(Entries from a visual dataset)
"""

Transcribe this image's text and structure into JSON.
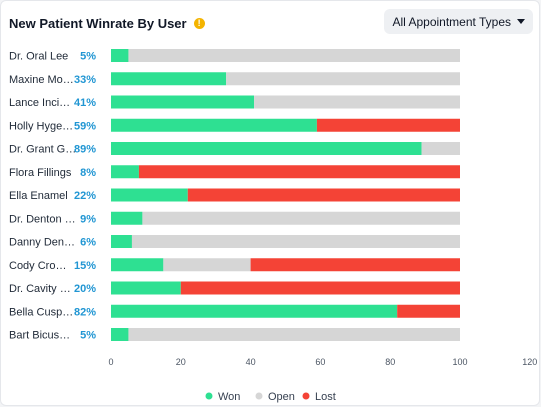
{
  "header": {
    "title": "New Patient Winrate By User",
    "info_icon": "info-icon",
    "dropdown_label": "All Appointment Types"
  },
  "colors": {
    "won": "#2ee092",
    "open": "#d6d6d6",
    "lost": "#f44336",
    "pct": "#2196d3"
  },
  "chart_data": {
    "type": "bar",
    "orientation": "horizontal",
    "stacked": true,
    "categories": [
      "Dr. Oral Lee",
      "Maxine Mo…",
      "Lance Inci…",
      "Holly Hyge…",
      "Dr. Grant G…",
      "Flora Fillings",
      "Ella Enamel",
      "Dr. Denton …",
      "Danny Den…",
      "Cody Cro…",
      "Dr. Cavity …",
      "Bella Cusp…",
      "Bart Bicus…"
    ],
    "winrate_labels": [
      "5%",
      "33%",
      "41%",
      "59%",
      "89%",
      "8%",
      "22%",
      "9%",
      "6%",
      "15%",
      "20%",
      "82%",
      "5%"
    ],
    "series": [
      {
        "name": "Won",
        "values": [
          5,
          33,
          41,
          59,
          89,
          8,
          22,
          9,
          6,
          15,
          20,
          82,
          5
        ]
      },
      {
        "name": "Open",
        "values": [
          95,
          67,
          59,
          0,
          11,
          0,
          0,
          91,
          94,
          25,
          0,
          0,
          95
        ]
      },
      {
        "name": "Lost",
        "values": [
          0,
          0,
          0,
          41,
          0,
          92,
          78,
          0,
          0,
          60,
          80,
          18,
          0
        ]
      }
    ],
    "xlim": [
      0,
      120
    ],
    "xticks": [
      0,
      20,
      40,
      60,
      80,
      100,
      120
    ],
    "legend": {
      "position": "bottom",
      "labels": [
        "Won",
        "Open",
        "Lost"
      ]
    }
  }
}
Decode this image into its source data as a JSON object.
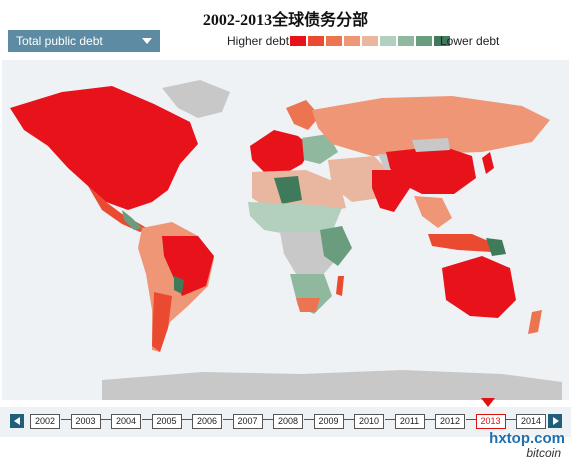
{
  "title": "2002-2013全球债务分部",
  "metric_select": {
    "selected": "Total public debt"
  },
  "legend": {
    "high_label": "Higher debt",
    "low_label": "Lower debt",
    "colors": [
      "#e8121b",
      "#ea4a2f",
      "#ed7450",
      "#ef9677",
      "#e9b6a0",
      "#b3cfbd",
      "#8fb89f",
      "#6a9d7e",
      "#3f7a5b"
    ]
  },
  "timeline": {
    "years": [
      "2002",
      "2003",
      "2004",
      "2005",
      "2006",
      "2007",
      "2008",
      "2009",
      "2010",
      "2011",
      "2012",
      "2013",
      "2014"
    ],
    "selected_year": "2013"
  },
  "watermark": {
    "site": "hxtop.com",
    "brand": "bitcoin"
  }
}
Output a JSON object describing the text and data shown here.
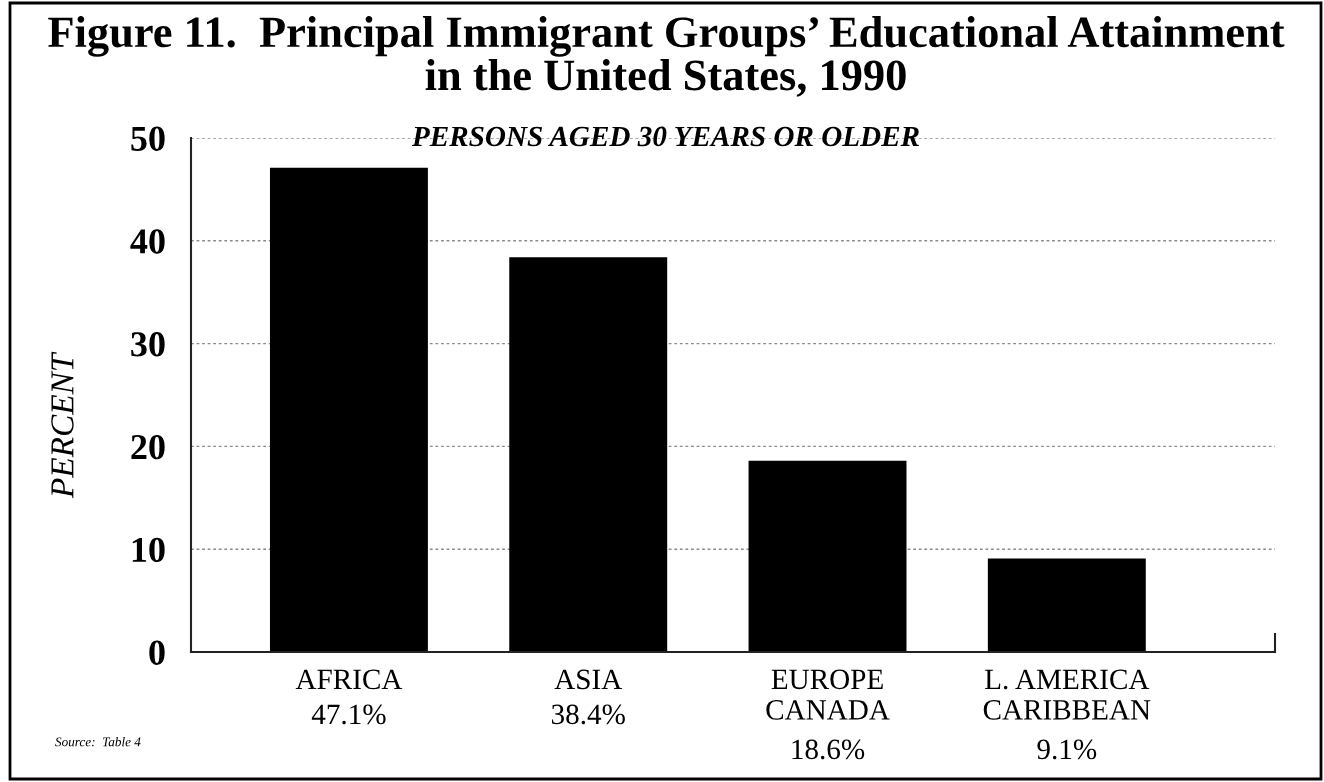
{
  "chart_data": {
    "type": "bar",
    "title": "Figure 11.  Principal Immigrant Groups’ Educational Attainment\nin the United States, 1990",
    "subtitle": "PERSONS AGED 30 YEARS OR OLDER",
    "ylabel": "PERCENT",
    "categories": [
      "AFRICA",
      "ASIA",
      "EUROPE\nCANADA",
      "L. AMERICA\nCARIBBEAN"
    ],
    "values": [
      47.1,
      38.4,
      18.6,
      9.1
    ],
    "value_labels": [
      "47.1%",
      "38.4%",
      "18.6%",
      "9.1%"
    ],
    "color": "#000000",
    "ylim": [
      0,
      50
    ],
    "yticks": [
      0,
      10,
      20,
      30,
      40,
      50
    ],
    "grid": "y",
    "annotations": [
      "Source:  Table 4"
    ]
  }
}
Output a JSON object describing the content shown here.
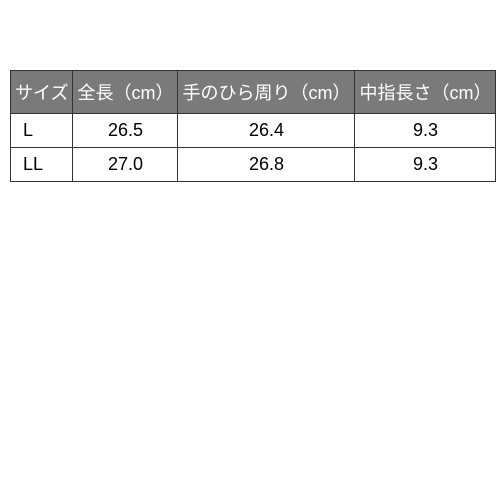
{
  "table": {
    "type": "table",
    "background_color": "#ffffff",
    "header_bg": "#7a7a7a",
    "header_fg": "#ffffff",
    "border_color": "#333333",
    "font_size": 18,
    "columns": [
      {
        "key": "size",
        "label": "サイズ",
        "width_pct": 17,
        "align": "left"
      },
      {
        "key": "length",
        "label": "全長（cm）",
        "width_pct": 25,
        "align": "center"
      },
      {
        "key": "palm",
        "label": "手のひら周り（cm）",
        "width_pct": 33,
        "align": "center"
      },
      {
        "key": "finger",
        "label": "中指長さ（cm）",
        "width_pct": 25,
        "align": "center"
      }
    ],
    "rows": [
      {
        "size": "L",
        "length": "26.5",
        "palm": "26.4",
        "finger": "9.3"
      },
      {
        "size": "LL",
        "length": "27.0",
        "palm": "26.8",
        "finger": "9.3"
      }
    ]
  }
}
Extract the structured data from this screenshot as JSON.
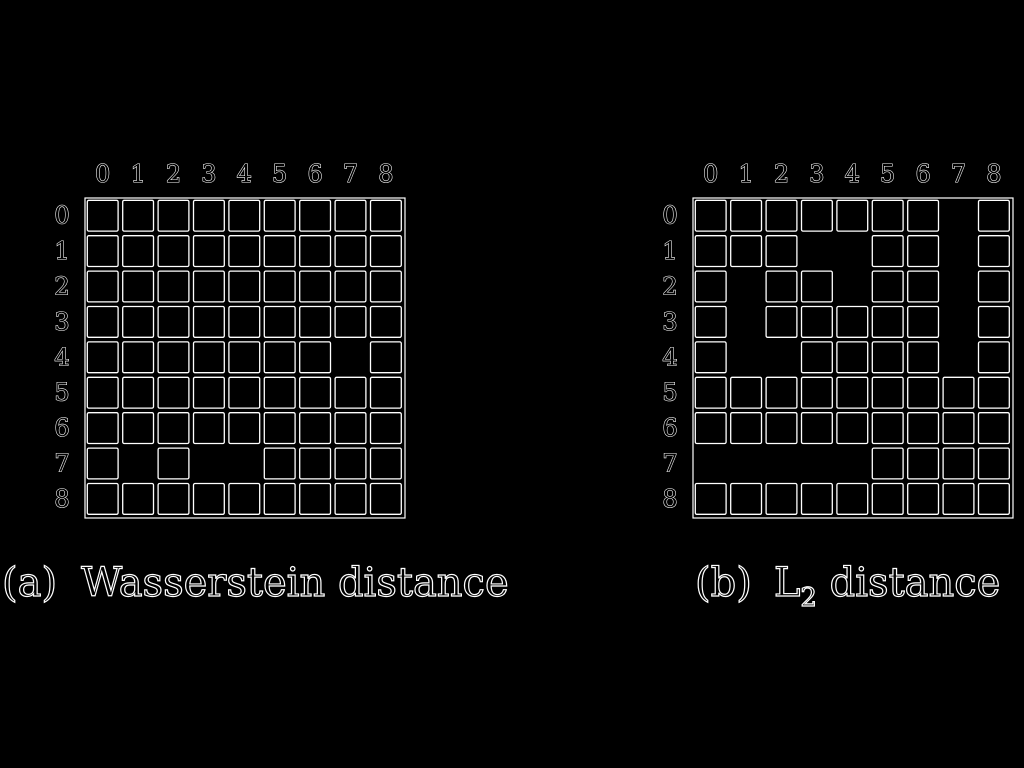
{
  "colors": {
    "background": "#000000",
    "stroke": "#ffffff"
  },
  "panels": [
    {
      "id": "a",
      "caption_prefix": "(a)",
      "caption_main": "Wasserstein distance",
      "caption_subscript": "",
      "caption_suffix": "",
      "column_labels": [
        "0",
        "1",
        "2",
        "3",
        "4",
        "5",
        "6",
        "7",
        "8"
      ],
      "row_labels": [
        "0",
        "1",
        "2",
        "3",
        "4",
        "5",
        "6",
        "7",
        "8"
      ],
      "missing_cells": [
        [
          4,
          7
        ],
        [
          7,
          1
        ],
        [
          7,
          3
        ],
        [
          7,
          4
        ]
      ]
    },
    {
      "id": "b",
      "caption_prefix": "(b)",
      "caption_main": "L",
      "caption_subscript": "2",
      "caption_suffix": " distance",
      "column_labels": [
        "0",
        "1",
        "2",
        "3",
        "4",
        "5",
        "6",
        "7",
        "8"
      ],
      "row_labels": [
        "0",
        "1",
        "2",
        "3",
        "4",
        "5",
        "6",
        "7",
        "8"
      ],
      "missing_cells": [
        [
          0,
          7
        ],
        [
          1,
          3
        ],
        [
          1,
          4
        ],
        [
          1,
          7
        ],
        [
          2,
          1
        ],
        [
          2,
          4
        ],
        [
          2,
          7
        ],
        [
          3,
          1
        ],
        [
          3,
          7
        ],
        [
          4,
          1
        ],
        [
          4,
          2
        ],
        [
          4,
          7
        ],
        [
          7,
          0
        ],
        [
          7,
          1
        ],
        [
          7,
          2
        ],
        [
          7,
          3
        ],
        [
          7,
          4
        ]
      ]
    }
  ]
}
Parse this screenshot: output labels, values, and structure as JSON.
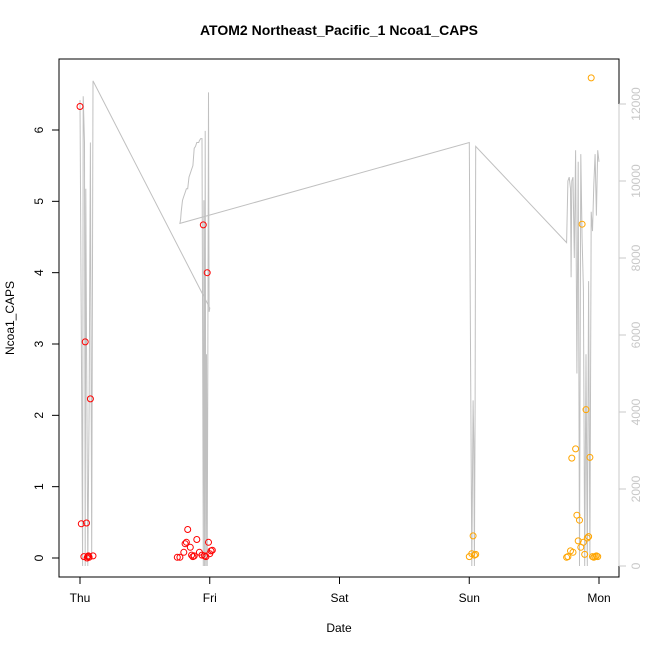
{
  "chart_data": {
    "type": "scatter",
    "title": "ATOM2 Northeast_Pacific_1 Ncoa1_CAPS",
    "xlabel": "Date",
    "ylabel": "Ncoa1_CAPS",
    "x_ticks": [
      "Thu",
      "Fri",
      "Sat",
      "Sun",
      "Mon"
    ],
    "xlim": [
      0,
      4.05
    ],
    "ylim": [
      0,
      6.7
    ],
    "y_ticks": [
      0,
      1,
      2,
      3,
      4,
      5,
      6
    ],
    "y2lim": [
      0,
      12500
    ],
    "y2_ticks": [
      0,
      2000,
      4000,
      6000,
      8000,
      10000,
      12000
    ],
    "grid": false,
    "series": [
      {
        "color": "#ff0000",
        "x": [
          0.0,
          0.01,
          0.03,
          0.04,
          0.05,
          0.055,
          0.06,
          0.065,
          0.07,
          0.08,
          0.1,
          0.75,
          0.77,
          0.8,
          0.81,
          0.82,
          0.83,
          0.85,
          0.86,
          0.87,
          0.88,
          0.9,
          0.92,
          0.94,
          0.95,
          0.96,
          0.97,
          0.98,
          0.99,
          1.0,
          1.01,
          1.02
        ],
        "y": [
          6.33,
          0.48,
          0.02,
          3.03,
          0.49,
          0.0,
          0.02,
          0.03,
          0.01,
          2.23,
          0.03,
          0.01,
          0.01,
          0.08,
          0.2,
          0.22,
          0.4,
          0.15,
          0.04,
          0.02,
          0.03,
          0.26,
          0.08,
          0.04,
          4.67,
          0.03,
          0.02,
          4.0,
          0.22,
          0.06,
          0.1,
          0.11
        ]
      },
      {
        "color": "#ffa500",
        "x": [
          3.0,
          3.02,
          3.03,
          3.04,
          3.05,
          3.75,
          3.76,
          3.78,
          3.79,
          3.8,
          3.82,
          3.83,
          3.84,
          3.85,
          3.86,
          3.87,
          3.88,
          3.89,
          3.9,
          3.91,
          3.92,
          3.93,
          3.94,
          3.95,
          3.96,
          3.97,
          3.98,
          3.99
        ],
        "y": [
          0.02,
          0.06,
          0.31,
          0.04,
          0.05,
          0.01,
          0.02,
          0.1,
          1.4,
          0.08,
          1.53,
          0.6,
          0.24,
          0.53,
          0.15,
          4.68,
          0.22,
          0.05,
          2.08,
          0.28,
          0.3,
          1.41,
          6.73,
          0.02,
          0.01,
          0.02,
          0.03,
          0.02
        ]
      }
    ],
    "secondary_line": {
      "color": "#c0c0c0",
      "axis": "right",
      "x": [
        0.0,
        0.02,
        0.025,
        0.035,
        0.04,
        0.045,
        0.05,
        0.06,
        0.07,
        0.08,
        0.09,
        0.1,
        1.0,
        0.995,
        0.99,
        0.985,
        0.98,
        0.975,
        0.97,
        0.965,
        0.96,
        0.955,
        0.95,
        0.945,
        0.94,
        0.93,
        0.92,
        0.915,
        0.91,
        0.9,
        0.89,
        0.88,
        0.87,
        0.86,
        0.85,
        0.84,
        0.83,
        0.82,
        0.81,
        0.8,
        0.79,
        0.78,
        0.775,
        0.77,
        3.0,
        3.02,
        3.03,
        3.035,
        3.04,
        3.045,
        3.05,
        3.75,
        3.76,
        3.77,
        3.78,
        3.785,
        3.79,
        3.8,
        3.81,
        3.82,
        3.83,
        3.84,
        3.85,
        3.86,
        3.87,
        3.88,
        3.89,
        3.9,
        3.91,
        3.92,
        3.93,
        3.94,
        3.95,
        3.96,
        3.97,
        3.98,
        3.99,
        4.0
      ],
      "y": [
        12100,
        0,
        12200,
        11000,
        0,
        9800,
        6000,
        0,
        4000,
        11000,
        200,
        12600,
        6700,
        6600,
        12300,
        5000,
        0,
        5500,
        0,
        11300,
        0,
        9500,
        0,
        6200,
        11100,
        11100,
        11050,
        11000,
        11000,
        11000,
        10900,
        10850,
        10400,
        10300,
        10200,
        10100,
        9800,
        9800,
        9700,
        9600,
        9500,
        9200,
        9000,
        8900,
        11000,
        0,
        4300,
        3200,
        0,
        4100,
        10900,
        8400,
        10000,
        10100,
        9800,
        7500,
        10000,
        10100,
        8000,
        10800,
        5000,
        10500,
        0,
        10700,
        8500,
        7200,
        0,
        5500,
        0,
        7400,
        200,
        9200,
        8700,
        9900,
        10700,
        9100,
        10800,
        10500
      ]
    }
  }
}
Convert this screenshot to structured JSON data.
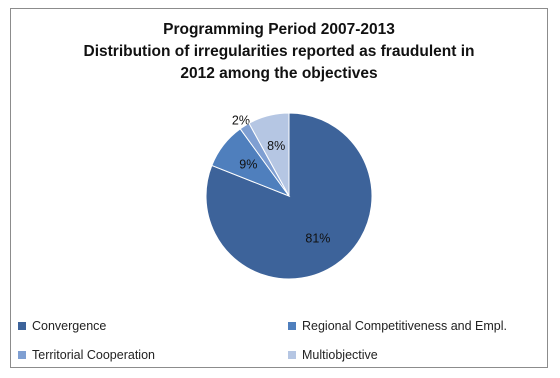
{
  "chart_data": {
    "type": "pie",
    "title": [
      "Programming Period 2007-2013",
      "Distribution of irregularities reported as fraudulent in",
      "2012 among the objectives"
    ],
    "categories": [
      "Convergence",
      "Regional Competitiveness and Empl.",
      "Territorial Cooperation",
      "Multiobjective"
    ],
    "values": [
      81,
      9,
      2,
      8
    ],
    "value_labels": [
      "81%",
      "9%",
      "2%",
      "8%"
    ],
    "colors": [
      "#3d639a",
      "#4f7fbd",
      "#7f9fd2",
      "#b5c6e3"
    ],
    "legend_position": "bottom"
  }
}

"""

Copy out exactly the lines between the line containing "Convert this screenshot" and the end of the entries, including both, and leave the pictures behind.

> [Result for this task]
Convert this screenshot to structured JSON data.
{
  "chart_data": {
    "type": "pie",
    "title": [
      "Programming Period 2007-2013",
      "Distribution of irregularities reported as fraudulent in",
      "2012 among the objectives"
    ],
    "categories": [
      "Convergence",
      "Regional Competitiveness and Empl.",
      "Territorial Cooperation",
      "Multiobjective"
    ],
    "values": [
      81,
      9,
      2,
      8
    ],
    "value_labels": [
      "81%",
      "9%",
      "2%",
      "8%"
    ],
    "colors": [
      "#3d639a",
      "#4f7fbd",
      "#7f9fd2",
      "#b5c6e3"
    ],
    "legend_position": "bottom"
  }
}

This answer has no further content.